_EXERCISE PROMPT_
Each record below is to be reproduced without any change.

_EXERCISE INPUTS_
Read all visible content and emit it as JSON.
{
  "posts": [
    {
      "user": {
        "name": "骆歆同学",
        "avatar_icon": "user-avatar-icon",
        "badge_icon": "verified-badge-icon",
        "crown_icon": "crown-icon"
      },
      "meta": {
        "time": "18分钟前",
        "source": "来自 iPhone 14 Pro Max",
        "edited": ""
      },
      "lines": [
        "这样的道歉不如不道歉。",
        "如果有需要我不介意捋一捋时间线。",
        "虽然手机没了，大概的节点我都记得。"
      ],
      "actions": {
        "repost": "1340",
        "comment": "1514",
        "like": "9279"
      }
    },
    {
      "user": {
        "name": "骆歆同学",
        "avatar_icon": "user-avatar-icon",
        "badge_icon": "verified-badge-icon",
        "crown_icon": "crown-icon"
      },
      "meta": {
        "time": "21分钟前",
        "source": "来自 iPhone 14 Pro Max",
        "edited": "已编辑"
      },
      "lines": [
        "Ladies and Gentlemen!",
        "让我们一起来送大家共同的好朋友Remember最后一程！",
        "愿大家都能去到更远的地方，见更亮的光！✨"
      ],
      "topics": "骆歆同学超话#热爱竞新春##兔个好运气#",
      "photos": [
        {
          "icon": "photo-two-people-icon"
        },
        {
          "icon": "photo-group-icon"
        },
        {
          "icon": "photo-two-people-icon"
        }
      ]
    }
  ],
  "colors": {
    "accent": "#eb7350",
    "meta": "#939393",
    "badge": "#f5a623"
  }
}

_EXERCISE OUTPUT_
Read all visible content and emit it as JSON.
{
  "posts": [
    {
      "user": {
        "name": "骆歆同学",
        "avatar_icon": "user-avatar-icon",
        "badge_icon": "verified-badge-icon",
        "crown_icon": "crown-icon"
      },
      "meta": {
        "time": "18分钟前",
        "source": "来自 iPhone 14 Pro Max",
        "edited": ""
      },
      "lines": [
        "这样的道歉不如不道歉。",
        "如果有需要我不介意捋一捋时间线。",
        "虽然手机没了，大概的节点我都记得。"
      ],
      "actions": {
        "repost": "1340",
        "comment": "1514",
        "like": "9279"
      }
    },
    {
      "user": {
        "name": "骆歆同学",
        "avatar_icon": "user-avatar-icon",
        "badge_icon": "verified-badge-icon",
        "crown_icon": "crown-icon"
      },
      "meta": {
        "time": "21分钟前",
        "source": "来自 iPhone 14 Pro Max",
        "edited": "已编辑"
      },
      "lines": [
        "Ladies and Gentlemen!",
        "让我们一起来送大家共同的好朋友Remember最后一程！",
        "愿大家都能去到更远的地方，见更亮的光！✨"
      ],
      "topics": "骆歆同学超话#热爱竞新春##兔个好运气#",
      "photos": [
        {
          "icon": "photo-two-people-icon"
        },
        {
          "icon": "photo-group-icon"
        },
        {
          "icon": "photo-two-people-icon"
        }
      ]
    }
  ],
  "colors": {
    "accent": "#eb7350",
    "meta": "#939393",
    "badge": "#f5a623"
  }
}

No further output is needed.